* Written exercise
Could you rewrite the material below, replacing every "temperature-marker" with "temp-marker", leaving everything else unchanged, and omitting the pictures?

(Material excerpted from a collection)

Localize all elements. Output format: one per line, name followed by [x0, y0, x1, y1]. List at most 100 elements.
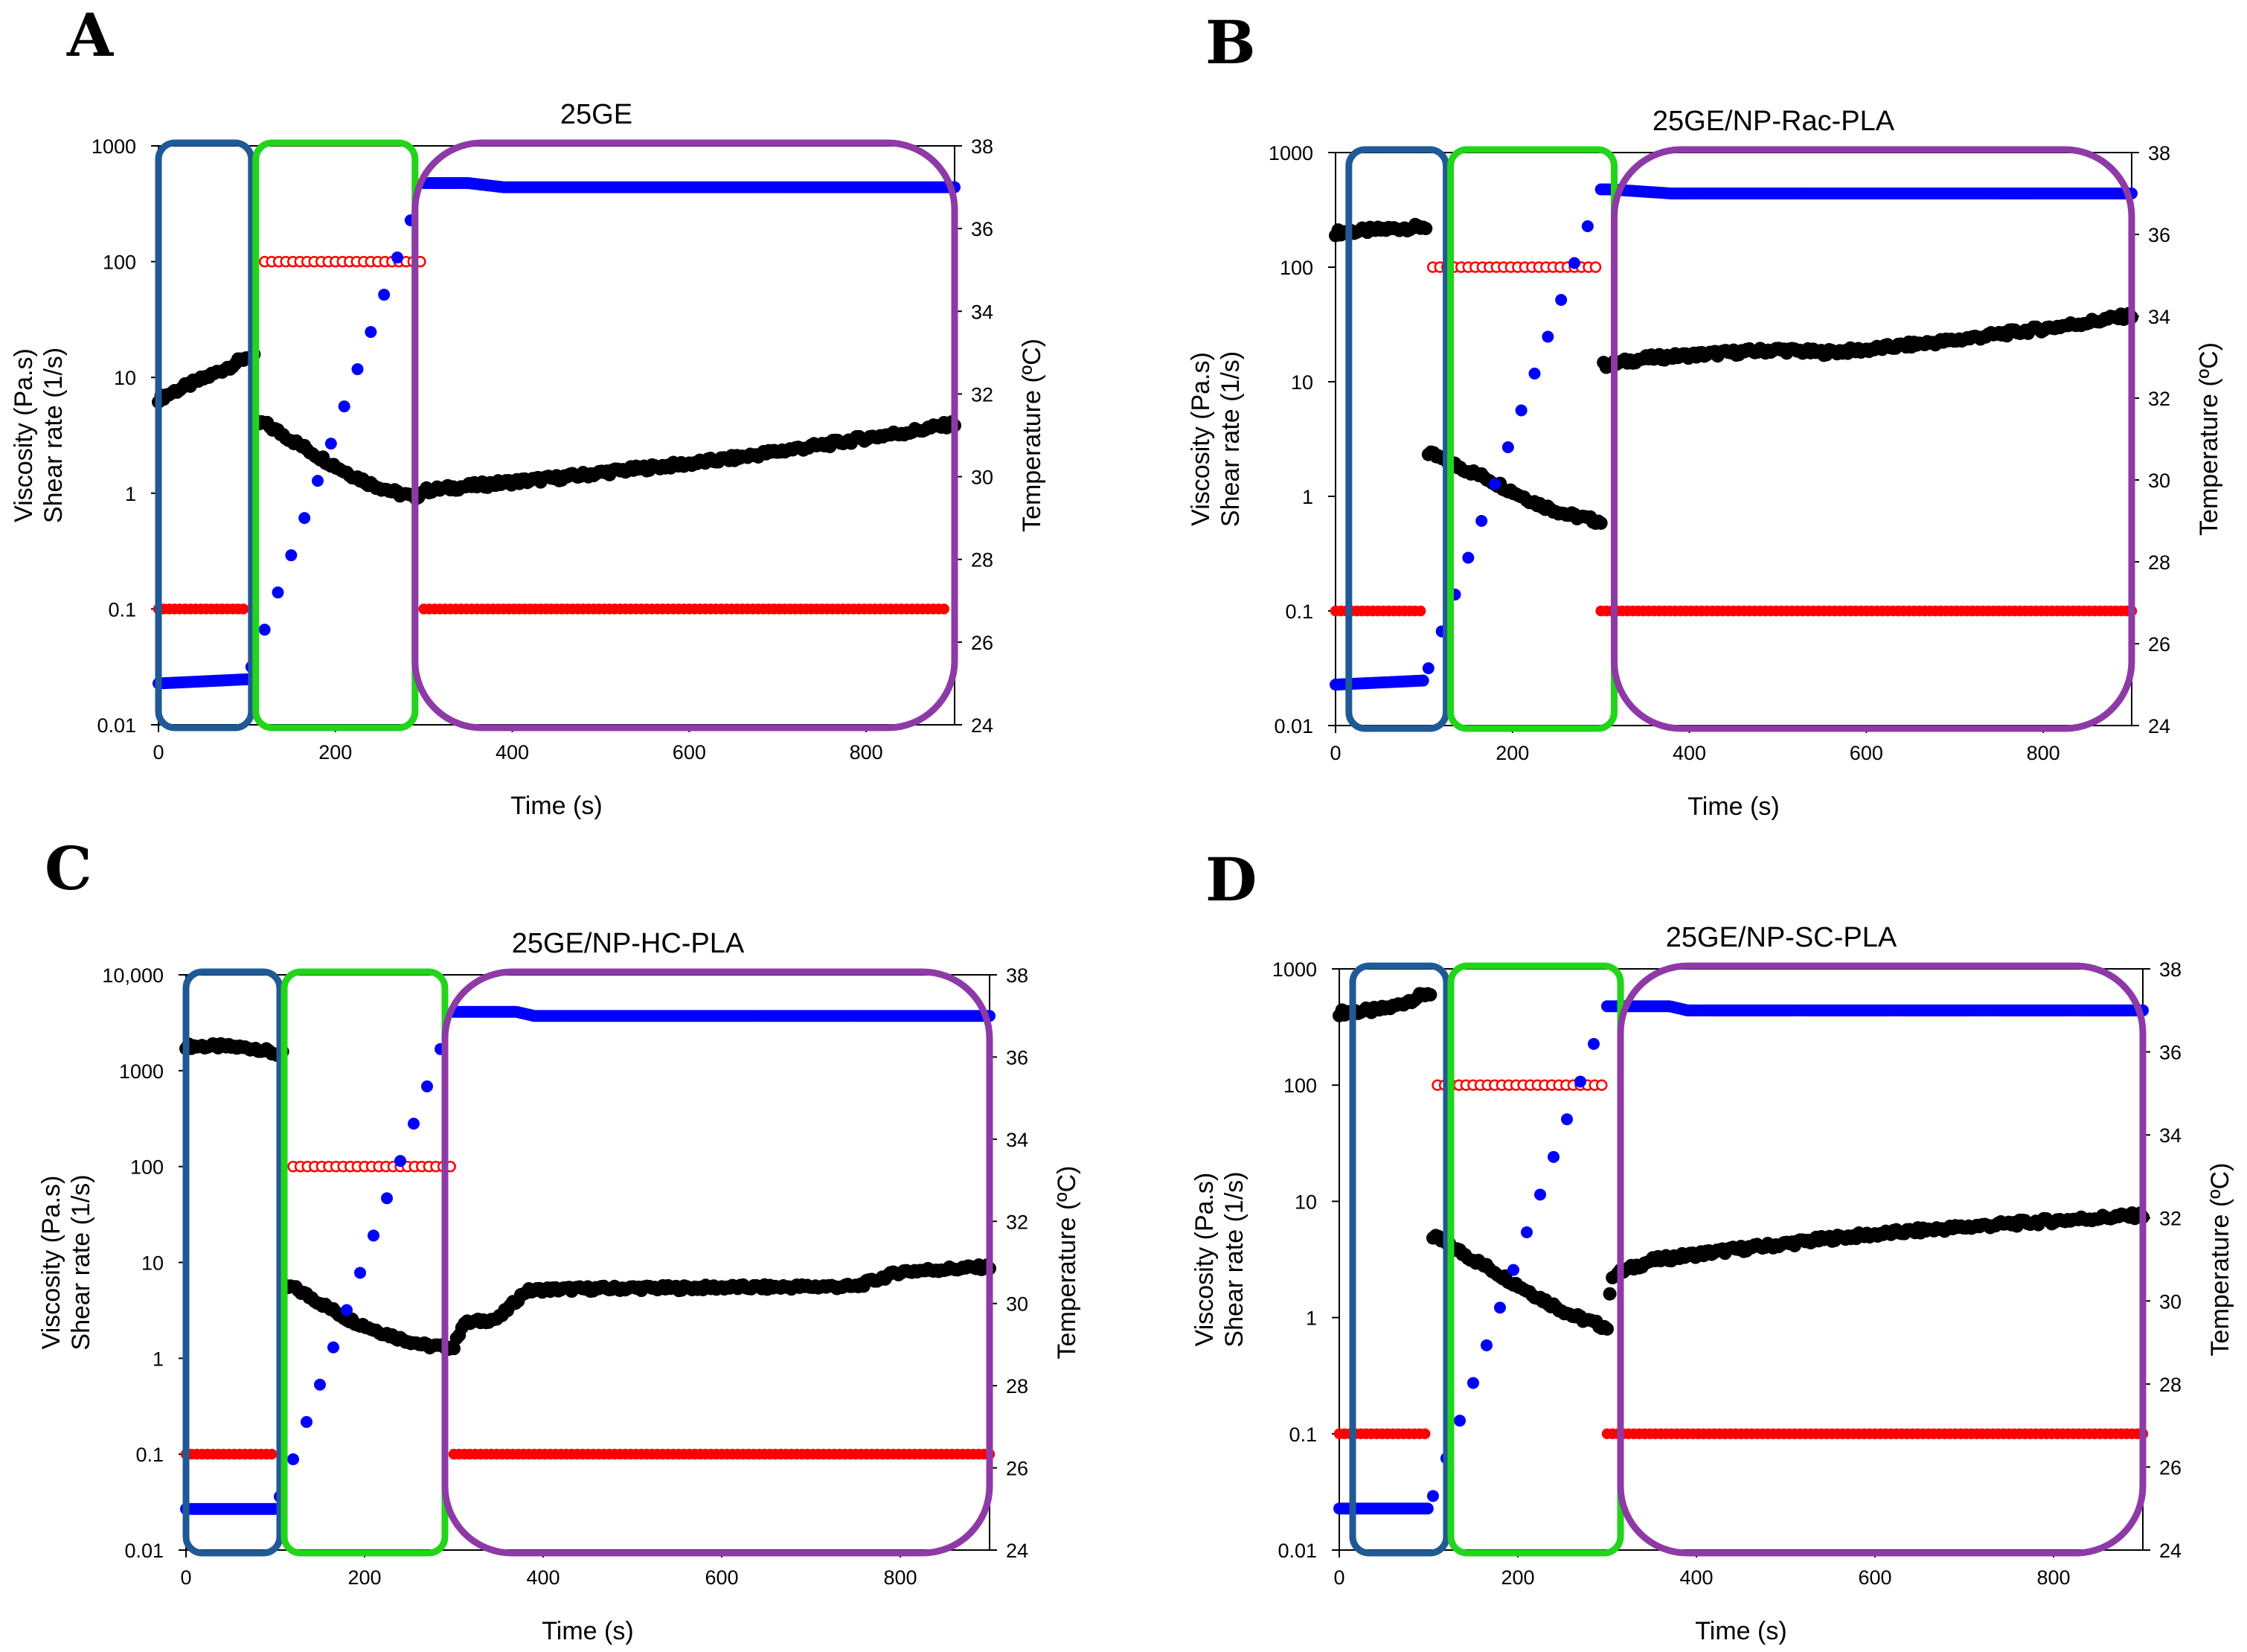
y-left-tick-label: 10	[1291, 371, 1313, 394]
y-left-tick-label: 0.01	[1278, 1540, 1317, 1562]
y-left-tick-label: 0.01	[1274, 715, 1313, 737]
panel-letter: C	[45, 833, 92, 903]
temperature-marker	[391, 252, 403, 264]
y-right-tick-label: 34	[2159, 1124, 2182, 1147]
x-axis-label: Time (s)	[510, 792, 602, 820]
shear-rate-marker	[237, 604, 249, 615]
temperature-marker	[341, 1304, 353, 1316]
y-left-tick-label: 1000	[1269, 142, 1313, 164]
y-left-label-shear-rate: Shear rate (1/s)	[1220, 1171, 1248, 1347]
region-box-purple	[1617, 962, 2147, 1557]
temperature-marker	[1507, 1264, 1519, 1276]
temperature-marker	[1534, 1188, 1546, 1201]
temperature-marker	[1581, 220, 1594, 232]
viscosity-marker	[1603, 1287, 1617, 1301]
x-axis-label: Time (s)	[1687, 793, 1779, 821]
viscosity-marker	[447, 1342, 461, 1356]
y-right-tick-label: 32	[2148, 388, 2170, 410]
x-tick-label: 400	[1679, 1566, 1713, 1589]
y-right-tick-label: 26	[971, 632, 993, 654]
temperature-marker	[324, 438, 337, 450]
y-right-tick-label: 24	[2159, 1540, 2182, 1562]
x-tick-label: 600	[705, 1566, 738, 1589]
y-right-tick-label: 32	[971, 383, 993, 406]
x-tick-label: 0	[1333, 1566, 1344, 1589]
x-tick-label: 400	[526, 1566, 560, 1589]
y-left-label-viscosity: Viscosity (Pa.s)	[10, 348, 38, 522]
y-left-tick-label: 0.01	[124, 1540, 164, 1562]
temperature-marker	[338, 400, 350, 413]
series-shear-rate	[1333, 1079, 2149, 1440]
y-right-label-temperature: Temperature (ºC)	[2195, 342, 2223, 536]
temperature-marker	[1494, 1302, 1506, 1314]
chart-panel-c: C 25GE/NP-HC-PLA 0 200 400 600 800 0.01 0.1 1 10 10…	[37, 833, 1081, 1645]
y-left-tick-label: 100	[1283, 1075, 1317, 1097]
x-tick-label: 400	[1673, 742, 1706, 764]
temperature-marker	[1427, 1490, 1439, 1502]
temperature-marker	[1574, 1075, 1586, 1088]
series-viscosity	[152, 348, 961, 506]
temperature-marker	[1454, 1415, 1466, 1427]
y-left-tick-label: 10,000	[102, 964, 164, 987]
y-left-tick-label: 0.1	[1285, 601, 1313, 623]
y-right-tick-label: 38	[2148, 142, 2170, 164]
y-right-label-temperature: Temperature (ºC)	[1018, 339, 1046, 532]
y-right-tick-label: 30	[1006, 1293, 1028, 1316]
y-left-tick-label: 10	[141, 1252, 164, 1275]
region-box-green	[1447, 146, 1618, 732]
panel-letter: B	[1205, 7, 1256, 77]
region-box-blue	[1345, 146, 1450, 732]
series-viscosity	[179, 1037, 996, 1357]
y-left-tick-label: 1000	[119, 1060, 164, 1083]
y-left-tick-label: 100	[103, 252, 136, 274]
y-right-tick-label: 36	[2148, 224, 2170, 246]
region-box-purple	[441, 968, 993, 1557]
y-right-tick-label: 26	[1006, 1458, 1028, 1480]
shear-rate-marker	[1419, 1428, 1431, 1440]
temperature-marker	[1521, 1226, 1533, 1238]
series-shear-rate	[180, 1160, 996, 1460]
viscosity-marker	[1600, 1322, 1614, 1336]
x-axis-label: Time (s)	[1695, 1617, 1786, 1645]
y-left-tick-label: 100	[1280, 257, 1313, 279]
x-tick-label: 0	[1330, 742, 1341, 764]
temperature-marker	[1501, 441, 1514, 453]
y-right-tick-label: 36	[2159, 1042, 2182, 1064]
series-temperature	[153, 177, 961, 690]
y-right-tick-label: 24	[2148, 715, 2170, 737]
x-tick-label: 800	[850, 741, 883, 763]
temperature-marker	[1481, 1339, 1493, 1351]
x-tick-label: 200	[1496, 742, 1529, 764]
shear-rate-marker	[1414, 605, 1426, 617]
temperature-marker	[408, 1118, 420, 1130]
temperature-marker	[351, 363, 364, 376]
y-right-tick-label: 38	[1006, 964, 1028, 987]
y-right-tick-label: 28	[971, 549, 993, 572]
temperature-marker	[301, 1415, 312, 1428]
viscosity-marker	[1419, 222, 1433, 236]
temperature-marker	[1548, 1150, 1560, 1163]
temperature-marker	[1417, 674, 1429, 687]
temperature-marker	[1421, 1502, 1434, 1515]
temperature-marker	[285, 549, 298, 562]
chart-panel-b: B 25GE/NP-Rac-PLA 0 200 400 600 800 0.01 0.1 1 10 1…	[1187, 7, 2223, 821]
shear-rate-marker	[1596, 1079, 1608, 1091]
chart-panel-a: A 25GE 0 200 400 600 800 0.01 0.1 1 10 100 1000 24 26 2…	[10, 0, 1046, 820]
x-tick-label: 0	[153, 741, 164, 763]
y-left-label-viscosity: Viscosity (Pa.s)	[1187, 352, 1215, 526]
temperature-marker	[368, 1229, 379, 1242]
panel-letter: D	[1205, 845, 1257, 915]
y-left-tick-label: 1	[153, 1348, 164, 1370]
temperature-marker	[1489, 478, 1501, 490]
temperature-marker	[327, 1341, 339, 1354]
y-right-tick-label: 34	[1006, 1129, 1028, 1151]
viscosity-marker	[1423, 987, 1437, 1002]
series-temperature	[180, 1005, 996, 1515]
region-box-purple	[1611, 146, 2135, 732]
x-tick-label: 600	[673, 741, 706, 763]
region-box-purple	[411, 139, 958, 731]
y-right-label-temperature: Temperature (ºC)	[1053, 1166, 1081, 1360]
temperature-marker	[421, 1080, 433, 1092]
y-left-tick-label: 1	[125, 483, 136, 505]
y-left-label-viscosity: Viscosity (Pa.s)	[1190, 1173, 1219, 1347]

* Output of the exercise
Localize all elements. Output format: one per line, name followed by [x0, y0, x1, y1]. List at most 100 elements.
y-left-tick-label: 10	[1291, 371, 1313, 394]
y-left-tick-label: 0.01	[1278, 1540, 1317, 1562]
y-left-tick-label: 0.01	[1274, 715, 1313, 737]
panel-letter: C	[45, 833, 92, 903]
temp-marker	[391, 252, 403, 264]
y-right-tick-label: 34	[2159, 1124, 2182, 1147]
x-axis-label: Time (s)	[510, 792, 602, 820]
shear-rate-marker	[237, 604, 249, 615]
temp-marker	[341, 1304, 353, 1316]
y-left-tick-label: 1000	[1269, 142, 1313, 164]
y-left-label-shear-rate: Shear rate (1/s)	[1220, 1171, 1248, 1347]
region-box-purple	[1617, 962, 2147, 1557]
temp-marker	[1507, 1264, 1519, 1276]
temp-marker	[1534, 1188, 1546, 1201]
temp-marker	[1581, 220, 1594, 232]
viscosity-marker	[1603, 1287, 1617, 1301]
x-axis-label: Time (s)	[1687, 793, 1779, 821]
viscosity-marker	[447, 1342, 461, 1356]
y-right-tick-label: 32	[2148, 388, 2170, 410]
x-tick-label: 400	[1679, 1566, 1713, 1589]
y-right-tick-label: 26	[971, 632, 993, 654]
temp-marker	[324, 438, 337, 450]
y-right-tick-label: 24	[2159, 1540, 2182, 1562]
x-tick-label: 600	[705, 1566, 738, 1589]
y-right-tick-label: 32	[971, 383, 993, 406]
x-tick-label: 0	[1333, 1566, 1344, 1589]
x-tick-label: 400	[526, 1566, 560, 1589]
y-left-label-viscosity: Viscosity (Pa.s)	[10, 348, 38, 522]
y-left-tick-label: 0.01	[124, 1540, 164, 1562]
temp-marker	[338, 400, 350, 413]
series-shear-rate	[1333, 1079, 2149, 1440]
y-right-label-temperature: Temperature (ºC)	[2195, 342, 2223, 536]
temp-marker	[1494, 1302, 1506, 1314]
chart-panel-c: C 25GE/NP-HC-PLA 0 200 400 600 800 0.01 0.1 1 10 10…	[37, 833, 1081, 1645]
y-left-tick-label: 100	[1283, 1075, 1317, 1097]
x-tick-label: 400	[1673, 742, 1706, 764]
temp-marker	[1427, 1490, 1439, 1502]
temp-marker	[1574, 1075, 1586, 1088]
series-viscosity	[152, 348, 961, 506]
temp-marker	[1454, 1415, 1466, 1427]
y-left-tick-label: 10,000	[102, 964, 164, 987]
y-left-tick-label: 0.1	[1285, 601, 1313, 623]
y-right-tick-label: 38	[2148, 142, 2170, 164]
y-right-label-temperature: Temperature (ºC)	[1018, 339, 1046, 532]
y-right-tick-label: 30	[1006, 1293, 1028, 1316]
y-left-tick-label: 10	[141, 1252, 164, 1275]
region-box-green	[1447, 146, 1618, 732]
panel-letter: B	[1205, 7, 1256, 77]
region-box-blue	[1345, 146, 1450, 732]
series-viscosity	[179, 1037, 996, 1357]
y-left-tick-label: 1000	[119, 1060, 164, 1083]
y-left-tick-label: 100	[103, 252, 136, 274]
y-right-tick-label: 36	[2148, 224, 2170, 246]
region-box-purple	[441, 968, 993, 1557]
y-right-tick-label: 26	[1006, 1458, 1028, 1480]
shear-rate-marker	[1419, 1428, 1431, 1440]
temp-marker	[1521, 1226, 1533, 1238]
series-shear-rate	[180, 1160, 996, 1460]
viscosity-marker	[1600, 1322, 1614, 1336]
x-axis-label: Time (s)	[1695, 1617, 1786, 1645]
y-left-tick-label: 100	[1280, 257, 1313, 279]
x-tick-label: 0	[1330, 742, 1341, 764]
temp-marker	[1501, 441, 1514, 453]
y-right-tick-label: 36	[2159, 1042, 2182, 1064]
series-temperature	[153, 177, 961, 690]
y-right-tick-label: 24	[2148, 715, 2170, 737]
x-tick-label: 800	[850, 741, 883, 763]
temp-marker	[1481, 1339, 1493, 1351]
x-tick-label: 200	[1496, 742, 1529, 764]
shear-rate-marker	[1414, 605, 1426, 617]
temp-marker	[408, 1118, 420, 1130]
temp-marker	[351, 363, 364, 376]
y-right-tick-label: 38	[1006, 964, 1028, 987]
y-right-tick-label: 28	[971, 549, 993, 572]
temp-marker	[301, 1415, 312, 1428]
viscosity-marker	[1419, 222, 1433, 236]
temp-marker	[1548, 1150, 1560, 1163]
temp-marker	[1417, 674, 1429, 687]
temp-marker	[1421, 1502, 1434, 1515]
temp-marker	[285, 549, 298, 562]
chart-panel-b: B 25GE/NP-Rac-PLA 0 200 400 600 800 0.01 0.1 1 10 1…	[1187, 7, 2223, 821]
shear-rate-marker	[1596, 1079, 1608, 1091]
chart-panel-a: A 25GE 0 200 400 600 800 0.01 0.1 1 10 100 1000 24 26 2…	[10, 0, 1046, 820]
x-tick-label: 0	[153, 741, 164, 763]
y-left-label-viscosity: Viscosity (Pa.s)	[1187, 352, 1215, 526]
temp-marker	[368, 1229, 379, 1242]
panel-letter: D	[1205, 845, 1257, 915]
y-left-tick-label: 1	[153, 1348, 164, 1370]
temp-marker	[1489, 478, 1501, 490]
temp-marker	[327, 1341, 339, 1354]
y-right-tick-label: 34	[1006, 1129, 1028, 1151]
viscosity-marker	[1423, 987, 1437, 1002]
series-temperature	[180, 1005, 996, 1515]
region-box-purple	[1611, 146, 2135, 732]
x-tick-label: 600	[673, 741, 706, 763]
region-box-purple	[411, 139, 958, 731]
y-right-label-temperature: Temperature (ºC)	[1053, 1166, 1081, 1360]
temp-marker	[421, 1080, 433, 1092]
y-left-tick-label: 1	[125, 483, 136, 505]
y-left-label-viscosity: Viscosity (Pa.s)	[1190, 1173, 1219, 1347]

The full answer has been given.